Using the data below, copy each line that includes the word "backed".

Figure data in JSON
▼

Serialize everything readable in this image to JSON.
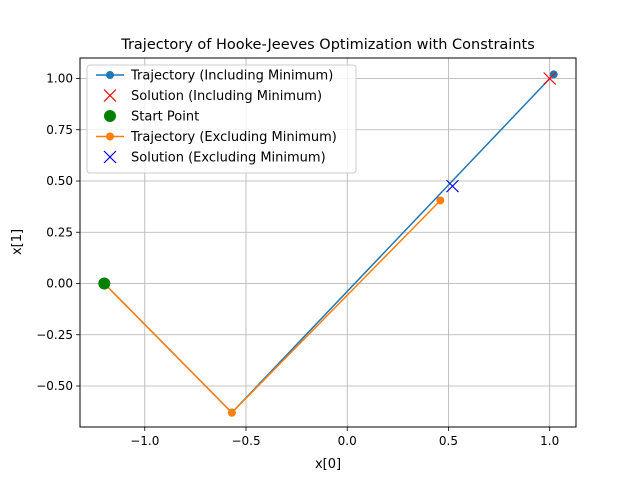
{
  "chart_data": {
    "type": "line",
    "title": "Trajectory of Hooke-Jeeves Optimization with Constraints",
    "xlabel": "x[0]",
    "ylabel": "x[1]",
    "xlim": [
      -1.32,
      1.13
    ],
    "ylim": [
      -0.7,
      1.1
    ],
    "grid": true,
    "legend_position": "top-left",
    "x_ticks": [
      -1.0,
      -0.5,
      0.0,
      0.5,
      1.0
    ],
    "x_tick_labels": [
      "−1.0",
      "−0.5",
      "0.0",
      "0.5",
      "1.0"
    ],
    "y_ticks": [
      -0.5,
      -0.25,
      0.0,
      0.25,
      0.5,
      0.75,
      1.0
    ],
    "y_tick_labels": [
      "−0.50",
      "−0.25",
      "0.00",
      "0.25",
      "0.50",
      "0.75",
      "1.00"
    ],
    "series": [
      {
        "name": "Trajectory (Including Minimum)",
        "kind": "line-marker",
        "color": "#1f77b4",
        "x": [
          -1.2,
          -0.57,
          1.02
        ],
        "y": [
          0.0,
          -0.63,
          1.02
        ]
      },
      {
        "name": "Solution (Including Minimum)",
        "kind": "x-marker",
        "color": "#ff0000",
        "x": [
          1.0
        ],
        "y": [
          1.0
        ]
      },
      {
        "name": "Start Point",
        "kind": "big-circle",
        "color": "#008000",
        "x": [
          -1.2
        ],
        "y": [
          0.0
        ]
      },
      {
        "name": "Trajectory (Excluding Minimum)",
        "kind": "line-marker",
        "color": "#ff7f0e",
        "x": [
          -1.2,
          -0.57,
          0.46
        ],
        "y": [
          0.0,
          -0.63,
          0.405
        ]
      },
      {
        "name": "Solution (Excluding Minimum)",
        "kind": "x-marker",
        "color": "#0000ff",
        "x": [
          0.52
        ],
        "y": [
          0.475
        ]
      }
    ]
  }
}
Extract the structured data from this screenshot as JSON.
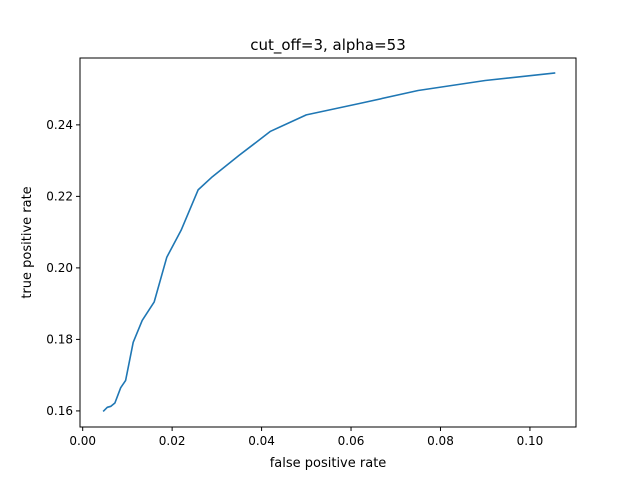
{
  "chart_data": {
    "type": "line",
    "title": "cut_off=3, alpha=53",
    "xlabel": "false positive rate",
    "ylabel": "true positive rate",
    "xlim": [
      -0.0006,
      0.1103
    ],
    "ylim": [
      0.1555,
      0.2587
    ],
    "xticks": [
      0.0,
      0.02,
      0.04,
      0.06,
      0.08,
      0.1
    ],
    "xtick_labels": [
      "0.00",
      "0.02",
      "0.04",
      "0.06",
      "0.08",
      "0.10"
    ],
    "yticks": [
      0.16,
      0.18,
      0.2,
      0.22,
      0.24
    ],
    "ytick_labels": [
      "0.16",
      "0.18",
      "0.20",
      "0.22",
      "0.24"
    ],
    "grid": false,
    "series": [
      {
        "color": "#1f77b4",
        "x": [
          0.0047,
          0.0055,
          0.0063,
          0.0072,
          0.0085,
          0.0096,
          0.0113,
          0.0133,
          0.016,
          0.0188,
          0.022,
          0.0258,
          0.029,
          0.035,
          0.042,
          0.05,
          0.062,
          0.075,
          0.09,
          0.1055
        ],
        "y": [
          0.16,
          0.161,
          0.1613,
          0.1622,
          0.1665,
          0.1685,
          0.1792,
          0.1853,
          0.1905,
          0.203,
          0.2105,
          0.2218,
          0.2255,
          0.2315,
          0.2382,
          0.2428,
          0.246,
          0.2496,
          0.2524,
          0.2545
        ]
      }
    ]
  }
}
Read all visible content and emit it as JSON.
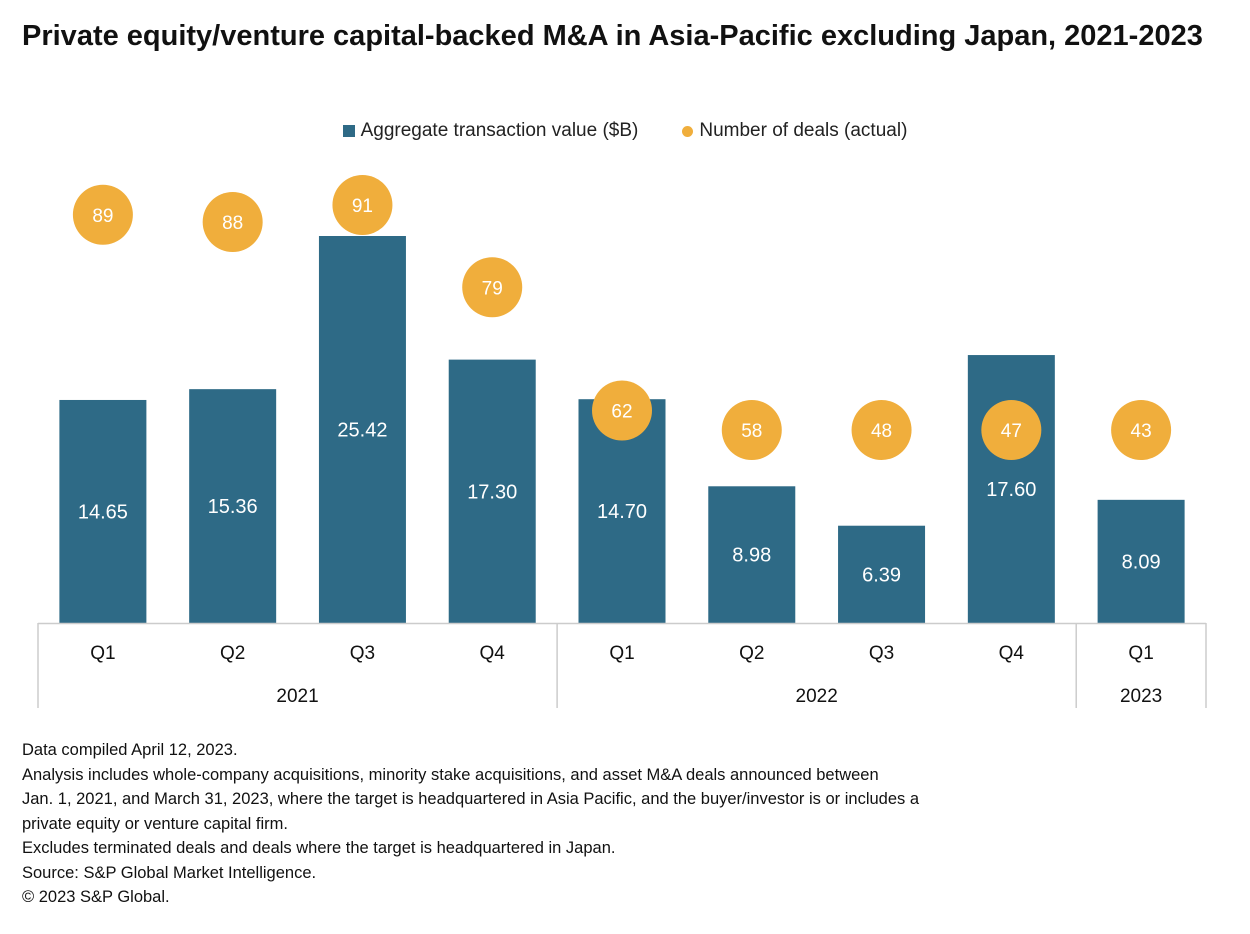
{
  "title": "Private equity/venture capital-backed M&A in Asia-Pacific excluding Japan, 2021-2023",
  "colors": {
    "bar": "#2e6a86",
    "dot": "#f0ae3c",
    "axis": "#cccccc",
    "label_on_bar": "#ffffff"
  },
  "chart_data": {
    "type": "bar",
    "title": "Private equity/venture capital-backed M&A in Asia-Pacific excluding Japan, 2021-2023",
    "categories": [
      "Q1",
      "Q2",
      "Q3",
      "Q4",
      "Q1",
      "Q2",
      "Q3",
      "Q4",
      "Q1"
    ],
    "groups": [
      {
        "label": "2021",
        "count": 4
      },
      {
        "label": "2022",
        "count": 4
      },
      {
        "label": "2023",
        "count": 1
      }
    ],
    "series": [
      {
        "name": "Aggregate transaction value ($B)",
        "type": "bar",
        "values": [
          14.65,
          15.36,
          25.42,
          17.3,
          14.7,
          8.98,
          6.39,
          17.6,
          8.09
        ],
        "labels": [
          "14.65",
          "15.36",
          "25.42",
          "17.30",
          "14.70",
          "8.98",
          "6.39",
          "17.60",
          "8.09"
        ]
      },
      {
        "name": "Number of deals (actual)",
        "type": "scatter",
        "values": [
          89,
          88,
          91,
          79,
          62,
          58,
          48,
          47,
          43
        ],
        "labels": [
          "89",
          "88",
          "91",
          "79",
          "62",
          "58",
          "48",
          "47",
          "43"
        ]
      }
    ],
    "xlabel": "",
    "ylabel": "",
    "bar_ylim": [
      0,
      26.5
    ],
    "deals_ylim": [
      0,
      100
    ]
  },
  "legend": [
    {
      "label": "Aggregate transaction value ($B)",
      "icon": "square-swatch"
    },
    {
      "label": "Number of deals (actual)",
      "icon": "dot-swatch"
    }
  ],
  "notes": [
    "Data compiled April 12, 2023.",
    "Analysis includes whole-company acquisitions, minority stake acquisitions, and asset M&A deals announced between",
    "Jan. 1, 2021, and March 31, 2023, where the target is headquartered in Asia Pacific, and the buyer/investor is or includes a",
    "private equity or venture capital firm.",
    "Excludes terminated deals and deals where the target is headquartered in Japan.",
    "Source: S&P Global Market Intelligence.",
    "© 2023 S&P Global."
  ]
}
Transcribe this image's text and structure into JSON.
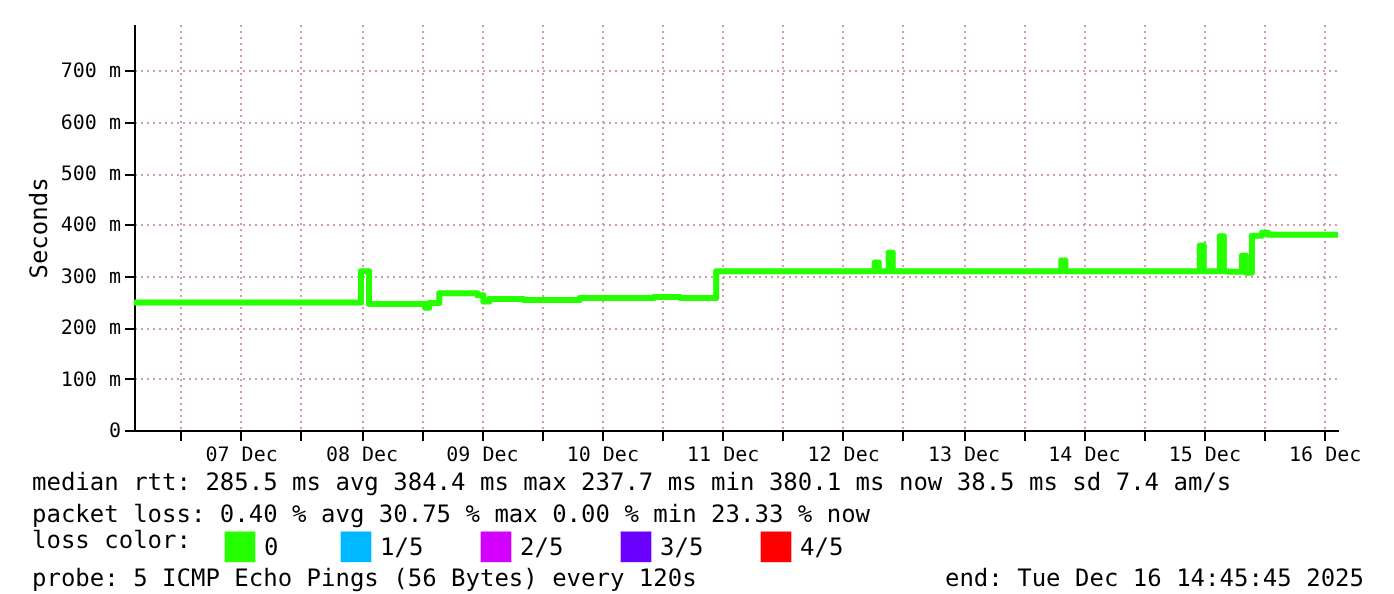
{
  "chart_data": {
    "type": "step",
    "ylabel": "Seconds",
    "legend_title": "loss color:",
    "legend": "bottom",
    "grid": true,
    "marker": "none",
    "line_style": "solid",
    "x": [
      "2025-12-06T14:45",
      "2025-12-08T12:00",
      "2025-12-08T13:36",
      "2025-12-09T00:48",
      "2025-12-09T01:36",
      "2025-12-09T03:36",
      "2025-12-09T11:12",
      "2025-12-09T12:24",
      "2025-12-09T13:36",
      "2025-12-09T20:24",
      "2025-12-10T07:36",
      "2025-12-10T22:24",
      "2025-12-11T03:36",
      "2025-12-11T10:48",
      "2025-12-12T18:24",
      "2025-12-12T19:12",
      "2025-12-12T21:12",
      "2025-12-12T22:00",
      "2025-12-14T07:36",
      "2025-12-14T08:24",
      "2025-12-15T11:12",
      "2025-12-15T12:00",
      "2025-12-15T15:12",
      "2025-12-15T16:00",
      "2025-12-15T16:48",
      "2025-12-15T19:36",
      "2025-12-15T20:24",
      "2025-12-15T21:36",
      "2025-12-15T23:36",
      "2025-12-16T00:48",
      "2025-12-16T14:45"
    ],
    "series": [
      {
        "name": "0",
        "color": "#26ff00",
        "values": [
          248,
          309,
          245,
          238,
          247,
          266,
          262,
          250,
          255,
          253,
          257,
          259,
          257,
          309,
          326,
          309,
          345,
          309,
          330,
          309,
          359,
          309,
          377,
          309,
          308,
          339,
          306,
          378,
          384,
          380,
          380
        ]
      },
      {
        "name": "1/5",
        "color": "#00b8ff",
        "values": [
          null,
          null,
          null,
          null,
          null,
          null,
          null,
          null,
          null,
          null,
          null,
          null,
          null,
          null,
          null,
          null,
          null,
          null,
          null,
          null,
          null,
          null,
          null,
          null,
          null,
          null,
          null,
          null,
          null,
          null,
          null
        ]
      },
      {
        "name": "2/5",
        "color": "#d400ff",
        "values": [
          null,
          null,
          null,
          null,
          null,
          null,
          null,
          null,
          null,
          null,
          null,
          null,
          null,
          null,
          null,
          null,
          null,
          null,
          null,
          null,
          null,
          null,
          null,
          null,
          null,
          null,
          null,
          null,
          null,
          null,
          null
        ]
      },
      {
        "name": "3/5",
        "color": "#6a00ff",
        "values": [
          null,
          null,
          null,
          null,
          null,
          null,
          null,
          null,
          null,
          null,
          null,
          null,
          null,
          null,
          null,
          null,
          null,
          null,
          null,
          null,
          null,
          null,
          null,
          null,
          null,
          null,
          null,
          null,
          null,
          null,
          null
        ]
      },
      {
        "name": "4/5",
        "color": "#ff0000",
        "values": [
          null,
          null,
          null,
          null,
          null,
          null,
          null,
          null,
          null,
          null,
          null,
          null,
          null,
          null,
          null,
          null,
          null,
          null,
          null,
          null,
          null,
          null,
          null,
          null,
          null,
          null,
          null,
          null,
          null,
          null,
          null
        ]
      }
    ],
    "xlim": [
      "2025-12-06T14:45",
      "2025-12-16T14:45"
    ],
    "xticks": [
      {
        "value": "2025-12-07T00:00",
        "label": null
      },
      {
        "value": "2025-12-07T12:00",
        "label": "07 Dec"
      },
      {
        "value": "2025-12-08T00:00",
        "label": null
      },
      {
        "value": "2025-12-08T12:00",
        "label": "08 Dec"
      },
      {
        "value": "2025-12-09T00:00",
        "label": null
      },
      {
        "value": "2025-12-09T12:00",
        "label": "09 Dec"
      },
      {
        "value": "2025-12-10T00:00",
        "label": null
      },
      {
        "value": "2025-12-10T12:00",
        "label": "10 Dec"
      },
      {
        "value": "2025-12-11T00:00",
        "label": null
      },
      {
        "value": "2025-12-11T12:00",
        "label": "11 Dec"
      },
      {
        "value": "2025-12-12T00:00",
        "label": null
      },
      {
        "value": "2025-12-12T12:00",
        "label": "12 Dec"
      },
      {
        "value": "2025-12-13T00:00",
        "label": null
      },
      {
        "value": "2025-12-13T12:00",
        "label": "13 Dec"
      },
      {
        "value": "2025-12-14T00:00",
        "label": null
      },
      {
        "value": "2025-12-14T12:00",
        "label": "14 Dec"
      },
      {
        "value": "2025-12-15T00:00",
        "label": null
      },
      {
        "value": "2025-12-15T12:00",
        "label": "15 Dec"
      },
      {
        "value": "2025-12-16T00:00",
        "label": null
      },
      {
        "value": "2025-12-16T12:00",
        "label": "16 Dec"
      }
    ],
    "ylim": [
      0,
      790
    ],
    "yticks": [
      0,
      {
        "value": 100,
        "label": "100 m"
      },
      {
        "value": 200,
        "label": "200 m"
      },
      {
        "value": 300,
        "label": "300 m"
      },
      {
        "value": 400,
        "label": "400 m"
      },
      {
        "value": 500,
        "label": "500 m"
      },
      {
        "value": 600,
        "label": "600 m"
      },
      {
        "value": 700,
        "label": "700 m"
      }
    ],
    "annotations": [
      "median rtt:  285.5 ms avg  384.4 ms max  237.7 ms min  380.1 ms now  38.5 ms sd  7.4   am/s",
      "packet loss: 0.40 % avg  30.75 % max  0.00 % min  23.33 % now",
      "probe:       5 ICMP Echo Pings (56 Bytes) every 120s",
      "end: Tue Dec 16 14:45:45 2025"
    ]
  }
}
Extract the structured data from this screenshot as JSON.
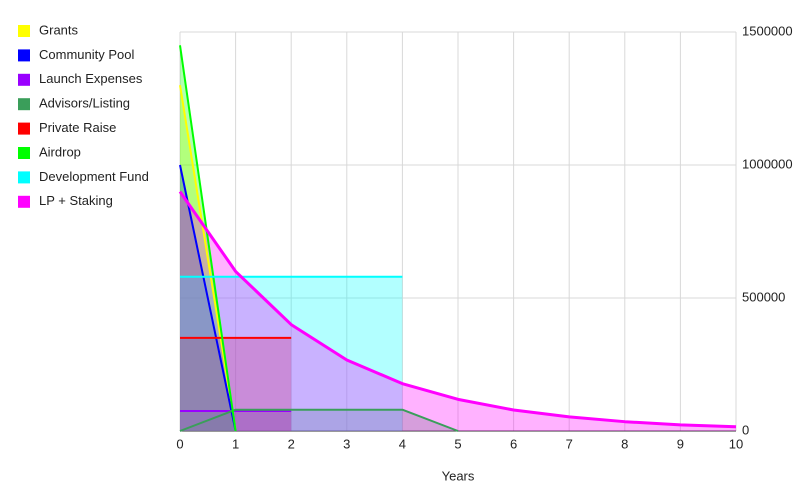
{
  "chart_data": {
    "type": "area",
    "x_label": "Years",
    "x": [
      0,
      1,
      2,
      3,
      4,
      5,
      6,
      7,
      8,
      9,
      10
    ],
    "xlim": [
      0,
      10
    ],
    "xticks": [
      0,
      1,
      2,
      3,
      4,
      5,
      6,
      7,
      8,
      9,
      10
    ],
    "ylim": [
      0,
      1500000
    ],
    "yticks": [
      0,
      500000,
      1000000,
      1500000
    ],
    "y_axis_side": "right",
    "grid": true,
    "legend_position": "top-left",
    "series": [
      {
        "name": "Grants",
        "color": "#ffff00",
        "values": [
          1300000,
          0,
          null,
          null,
          null,
          null,
          null,
          null,
          null,
          null,
          null
        ]
      },
      {
        "name": "Community Pool",
        "color": "#0000ff",
        "values": [
          1000000,
          0,
          null,
          null,
          null,
          null,
          null,
          null,
          null,
          null,
          null
        ]
      },
      {
        "name": "Launch Expenses",
        "color": "#9900ff",
        "values": [
          75000,
          75000,
          75000,
          null,
          null,
          null,
          null,
          null,
          null,
          null,
          null
        ]
      },
      {
        "name": "Advisors/Listing",
        "color": "#3a9e5a",
        "values": [
          0,
          80000,
          80000,
          80000,
          80000,
          0,
          null,
          null,
          null,
          null,
          null
        ]
      },
      {
        "name": "Private Raise",
        "color": "#ff0000",
        "values": [
          350000,
          350000,
          350000,
          null,
          null,
          null,
          null,
          null,
          null,
          null,
          null
        ]
      },
      {
        "name": "Airdrop",
        "color": "#00ff00",
        "values": [
          1450000,
          0,
          null,
          null,
          null,
          null,
          null,
          null,
          null,
          null,
          null
        ]
      },
      {
        "name": "Development Fund",
        "color": "#00ffff",
        "values": [
          580000,
          580000,
          580000,
          580000,
          580000,
          null,
          null,
          null,
          null,
          null,
          null
        ]
      },
      {
        "name": "LP + Staking",
        "color": "#ff00ff",
        "values": [
          900000,
          600000,
          400000,
          267000,
          178000,
          119000,
          79000,
          53000,
          35000,
          23000,
          16000
        ]
      }
    ]
  }
}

▲

Task answer:
  "title": "Private equity/venture capital-backed M&A in Asia-Pacific excluding Japan, 2021-2023",
    "title": "Private equity/venture capital-backed M&A in Asia-Pacific excluding Japan, 2021-2023",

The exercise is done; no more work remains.